Saved data entries
+ + +
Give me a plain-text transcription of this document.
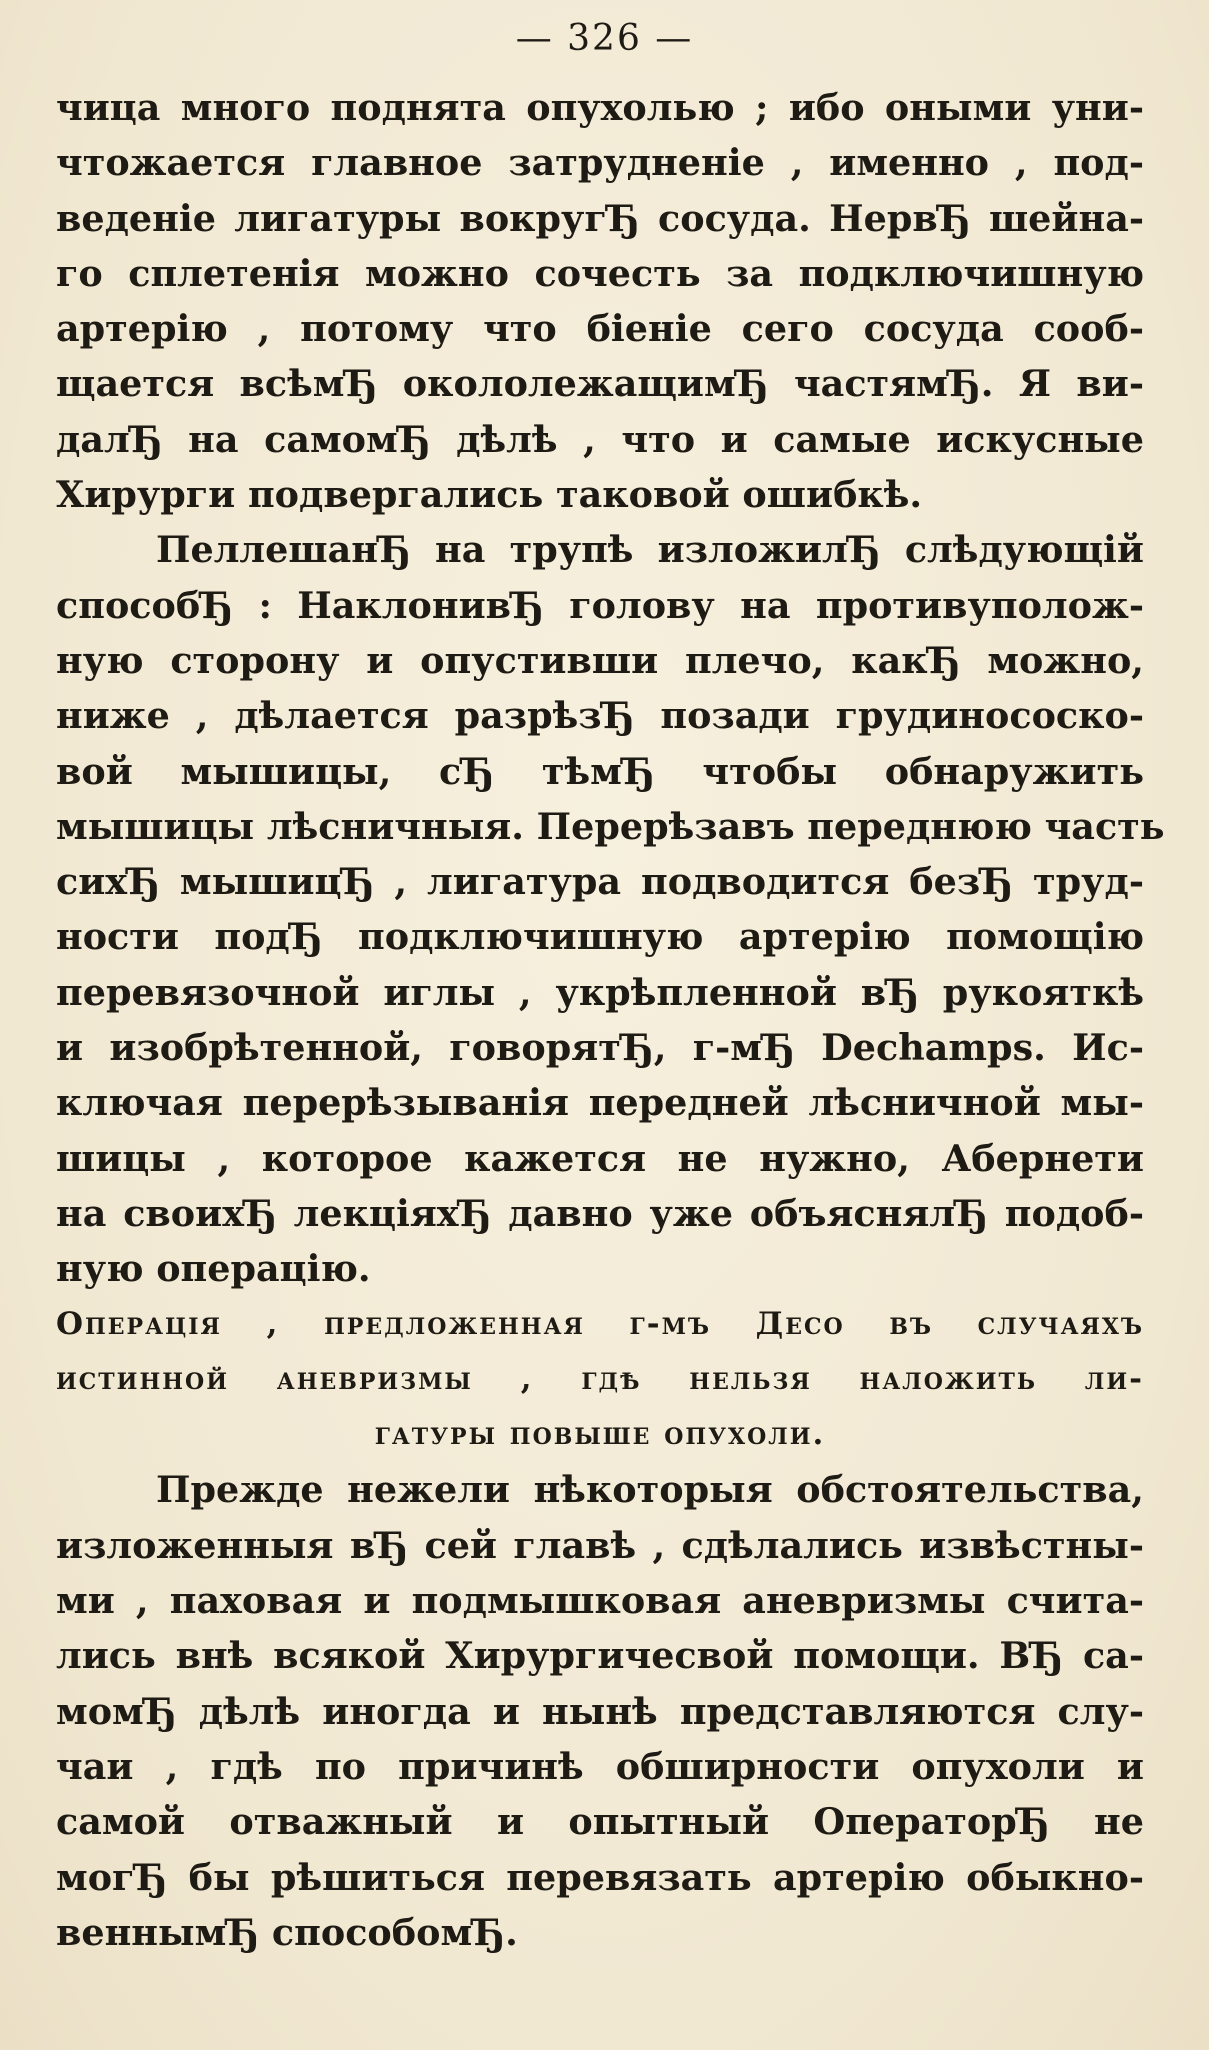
— 326 —
чица много поднята опухолью ; ибо оными уни-
чтожается главное затрудненіе , именно , под-
веденіе лигатуры вокругЂ сосуда. НервЂ шейна-
го сплетенія можно сочесть за подключишную
артерію , потому что біеніе сего сосуда сооб-
щается всѣмЂ окололежащимЂ частямЂ. Я ви-
далЂ на самомЂ дѣлѣ , что и самые искусные
Хирурги подвергались таковой ошибкѣ.
ПеллешанЂ на трупѣ изложилЂ слѣдующій
способЂ : НаклонивЂ голову на противуполож-
ную сторону и опустивши плечо, какЂ можно,
ниже , дѣлается разрѣзЂ позади грудинососко-
вой мышицы, сЂ тѣмЂ чтобы обнаружить
мышицы лѣсничныя. Перерѣзавъ переднюю часть
сихЂ мышицЂ , лигатура подводится безЂ труд-
ности подЂ подключишную артерію помощію
перевязочной иглы , укрѣпленной вЂ рукояткѣ
и изобрѣтенной, говорятЂ, г-мЂ Dechamps. Ис-
ключая перерѣзыванія передней лѣсничной мы-
шицы , которое кажется не нужно, Абернети
на своихЂ лекціяхЂ давно уже объяснялЂ подоб-
ную операцію.
Операція , предложенная г-мъ Десо въ случаяхъ
истинной аневризмы , гдѣ нельзя наложить ли-
гатуры повыше опухоли.
Прежде нежели нѣкоторыя обстоятельства,
изложенныя вЂ сей главѣ , сдѣлались извѣстны-
ми , паховая и подмышковая аневризмы счита-
лись внѣ всякой Хирургичесвой помощи. ВЂ са-
момЂ дѣлѣ иногда и нынѣ представляются слу-
чаи , гдѣ по причинѣ обширности опухоли и
самой отважный и опытный ОператорЂ не
могЂ бы рѣшиться перевязать артерію обыкно-
веннымЂ способомЂ.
+ + +
Task to carry out: Write out again every line above exactly as given; the pictures do not belong in the copy.

Task answer:
Give me a plain-text transcription of this document.
— 326 —
чица много поднята опухолью ; ибо оными уни-
чтожается главное затрудненіе , именно , под-
веденіе лигатуры вокругЂ сосуда. НервЂ шейна-
го сплетенія можно сочесть за подключишную
артерію , потому что біеніе сего сосуда сооб-
щается всѣмЂ окололежащимЂ частямЂ. Я ви-
далЂ на самомЂ дѣлѣ , что и самые искусные
Хирурги подвергались таковой ошибкѣ.
ПеллешанЂ на трупѣ изложилЂ слѣдующій
способЂ : НаклонивЂ голову на противуполож-
ную сторону и опустивши плечо, какЂ можно,
ниже , дѣлается разрѣзЂ позади грудинососко-
вой мышицы, сЂ тѣмЂ чтобы обнаружить
мышицы лѣсничныя. Перерѣзавъ переднюю часть
сихЂ мышицЂ , лигатура подводится безЂ труд-
ности подЂ подключишную артерію помощію
перевязочной иглы , укрѣпленной вЂ рукояткѣ
и изобрѣтенной, говорятЂ, г-мЂ Dechamps. Ис-
ключая перерѣзыванія передней лѣсничной мы-
шицы , которое кажется не нужно, Абернети
на своихЂ лекціяхЂ давно уже объяснялЂ подоб-
ную операцію.
Операція , предложенная г-мъ Десо въ случаяхъ
истинной аневризмы , гдѣ нельзя наложить ли-
гатуры повыше опухоли.
Прежде нежели нѣкоторыя обстоятельства,
изложенныя вЂ сей главѣ , сдѣлались извѣстны-
ми , паховая и подмышковая аневризмы счита-
лись внѣ всякой Хирургичесвой помощи. ВЂ са-
момЂ дѣлѣ иногда и нынѣ представляются слу-
чаи , гдѣ по причинѣ обширности опухоли и
самой отважный и опытный ОператорЂ не
могЂ бы рѣшиться перевязать артерію обыкно-
веннымЂ способомЂ.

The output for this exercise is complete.